EXTRACTED TEXT =
Segment Open

Nov. 8 2022 08:00 AM

I hope showing cattle will always provide youth with the opportunities it did for me.

One of my favorite years at the state fair was when my county won the herdsmanship award.

For many people who grew up in the dairy industry, showing dairy cattle was a staple of that experience. Involvement in organizations such as 4-H and FFA allow kids to not only develop essential skills but to also gain experiences through showing animals. I think many would agree with me when I say that showing livestock teaches valuable lessons, such as how to work hard, to never give up, to understand how to lose and win, and many more.

Showing was intimidating for me to take on as a young girl who happened to gain these experiences through working on her neighbor’s dairy farm. However, the more time I spent practicing and learning everything I could, I gained confidence and created many years of fun memories.

My best friend and I were always showing for fun. We never had the fanciest cattle or the best show genetics, but that never mattered because we had the best time being ridiculously tired and spending time with the animals we loved so dearly. Don’t get me wrong, we prided ourselves in our showmanship skills and ability to maintain a clean barn aisle. We worked hard toward our goals, but we never felt bad when we ended up toward the bottom of a class. This attitude was carried forward as my entire county worked together to show at the state fair. It was an interesting experience to work besides the people I just competed against at the county fair, but we still had so much fun.

Recently I have been able to observe from the outside now that my youth showing days are behind me. I’ve noticed counties at the state fair who refuse to work together. Each person watches after their own cattle, and that is all. This really puzzled me. While I was showing, we always cared for the other animals as if they were our own. Even if we did not succeed, we still cheered on others who found that success.

Segment Closed

INFORMATION SHOWN =

Segment Open

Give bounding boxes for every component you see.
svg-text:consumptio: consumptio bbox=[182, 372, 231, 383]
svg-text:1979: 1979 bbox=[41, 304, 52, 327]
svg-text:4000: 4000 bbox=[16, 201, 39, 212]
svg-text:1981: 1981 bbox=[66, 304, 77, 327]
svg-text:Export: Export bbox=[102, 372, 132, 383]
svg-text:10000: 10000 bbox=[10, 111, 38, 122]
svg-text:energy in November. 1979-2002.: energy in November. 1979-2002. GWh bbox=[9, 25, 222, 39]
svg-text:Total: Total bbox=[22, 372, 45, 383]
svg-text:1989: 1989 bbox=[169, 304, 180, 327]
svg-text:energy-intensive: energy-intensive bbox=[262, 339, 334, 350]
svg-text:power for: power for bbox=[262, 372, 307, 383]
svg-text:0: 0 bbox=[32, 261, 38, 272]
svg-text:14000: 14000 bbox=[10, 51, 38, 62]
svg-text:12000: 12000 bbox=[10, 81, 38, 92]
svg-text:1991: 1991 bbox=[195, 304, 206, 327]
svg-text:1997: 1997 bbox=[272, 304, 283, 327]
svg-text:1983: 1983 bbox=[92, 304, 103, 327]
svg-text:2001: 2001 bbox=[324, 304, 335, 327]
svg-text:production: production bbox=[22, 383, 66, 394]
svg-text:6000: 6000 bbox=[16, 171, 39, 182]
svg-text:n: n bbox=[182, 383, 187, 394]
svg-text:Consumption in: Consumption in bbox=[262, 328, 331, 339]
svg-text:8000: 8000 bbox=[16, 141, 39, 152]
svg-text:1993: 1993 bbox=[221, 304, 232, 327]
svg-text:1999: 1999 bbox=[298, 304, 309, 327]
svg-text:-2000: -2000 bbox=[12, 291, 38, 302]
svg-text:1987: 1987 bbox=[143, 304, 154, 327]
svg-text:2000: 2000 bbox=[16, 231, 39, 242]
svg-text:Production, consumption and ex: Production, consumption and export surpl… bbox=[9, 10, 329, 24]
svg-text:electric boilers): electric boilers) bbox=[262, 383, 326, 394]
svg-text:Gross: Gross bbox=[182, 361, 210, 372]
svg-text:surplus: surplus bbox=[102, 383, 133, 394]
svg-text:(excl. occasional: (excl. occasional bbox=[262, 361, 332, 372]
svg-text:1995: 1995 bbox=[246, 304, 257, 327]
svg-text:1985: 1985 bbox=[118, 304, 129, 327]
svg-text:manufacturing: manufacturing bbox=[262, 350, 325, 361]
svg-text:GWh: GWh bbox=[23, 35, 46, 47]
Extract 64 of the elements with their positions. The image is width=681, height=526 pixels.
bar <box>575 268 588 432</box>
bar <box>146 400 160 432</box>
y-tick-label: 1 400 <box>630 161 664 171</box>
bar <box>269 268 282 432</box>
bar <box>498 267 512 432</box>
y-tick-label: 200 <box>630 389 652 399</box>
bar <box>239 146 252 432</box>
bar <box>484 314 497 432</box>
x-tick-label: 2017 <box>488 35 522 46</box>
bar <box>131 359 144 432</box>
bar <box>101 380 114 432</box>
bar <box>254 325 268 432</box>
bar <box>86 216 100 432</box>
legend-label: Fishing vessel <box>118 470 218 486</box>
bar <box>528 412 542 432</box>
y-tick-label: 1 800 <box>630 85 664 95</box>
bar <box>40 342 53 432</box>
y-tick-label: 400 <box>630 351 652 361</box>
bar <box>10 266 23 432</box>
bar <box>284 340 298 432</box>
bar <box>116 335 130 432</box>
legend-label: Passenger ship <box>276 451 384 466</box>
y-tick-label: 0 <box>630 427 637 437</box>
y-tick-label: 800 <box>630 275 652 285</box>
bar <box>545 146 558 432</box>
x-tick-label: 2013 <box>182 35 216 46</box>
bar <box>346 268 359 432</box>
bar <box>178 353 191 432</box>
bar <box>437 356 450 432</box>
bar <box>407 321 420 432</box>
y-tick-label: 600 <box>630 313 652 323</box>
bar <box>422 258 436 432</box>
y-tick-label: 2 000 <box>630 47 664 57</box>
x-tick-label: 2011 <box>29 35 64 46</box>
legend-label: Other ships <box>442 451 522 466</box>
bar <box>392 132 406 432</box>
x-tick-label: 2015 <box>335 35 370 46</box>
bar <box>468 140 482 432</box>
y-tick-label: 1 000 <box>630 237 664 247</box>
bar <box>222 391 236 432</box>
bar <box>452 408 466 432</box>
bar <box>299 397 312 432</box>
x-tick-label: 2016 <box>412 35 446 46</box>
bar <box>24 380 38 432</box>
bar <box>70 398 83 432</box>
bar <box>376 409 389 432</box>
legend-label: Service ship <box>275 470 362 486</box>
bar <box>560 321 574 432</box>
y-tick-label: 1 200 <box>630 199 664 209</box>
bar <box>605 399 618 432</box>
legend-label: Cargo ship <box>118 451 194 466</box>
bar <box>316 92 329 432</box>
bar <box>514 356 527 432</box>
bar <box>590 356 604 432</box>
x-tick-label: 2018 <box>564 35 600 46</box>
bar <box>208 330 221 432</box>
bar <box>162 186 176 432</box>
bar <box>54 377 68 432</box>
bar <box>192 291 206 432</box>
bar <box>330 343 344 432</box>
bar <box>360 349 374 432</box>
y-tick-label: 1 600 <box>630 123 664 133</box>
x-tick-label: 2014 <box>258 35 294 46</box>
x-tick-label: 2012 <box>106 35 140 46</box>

Segment Closed

WORK ORDER 1 = According to the essay about showing dairy cattle, what award did the writer's county win in one of the writer's favorite years at the state fair?
WORK ORDER 2 = Proceed with the essay about showing dairy cattle, starting after its final sentence.
The lines above come from a separate source and have no connection to the essay about showing dairy cattle.

ANSWER AREA 1 = The herdsmanship award.

ANSWER AREA 2 =
My hope for the future of showing is that the tradition I experienced of teamwork, humility, and perseverance continues on through showing cattle. Those times waking up at three in the morning didn’t even faze me some days, because I always knew that the others in my group had my back and we would all work together. I hope there will always be a place in the ring for the kids who are there to have fun and learn life lessons, rather than showing only to take home the trophies.

Mikayla Peper

Mikayla grew up near Osceola, Wis. She discovered her passion for the dairy industry while working on her neighbors’ Holstein dairy farm. That spurred her involvement in 4-H and FFA, and following graduation from Osceola High School, she headed to the University of Minnesota to pursue a degree in agricultural communication and marketing. During the school year, she worked as a website designer for the University of Minnesota department of animal science, and last summer, she was a farmer relations intern for Midwest Dairy. Peper served as the 2022 Hoard’s Dairyman editorial intern.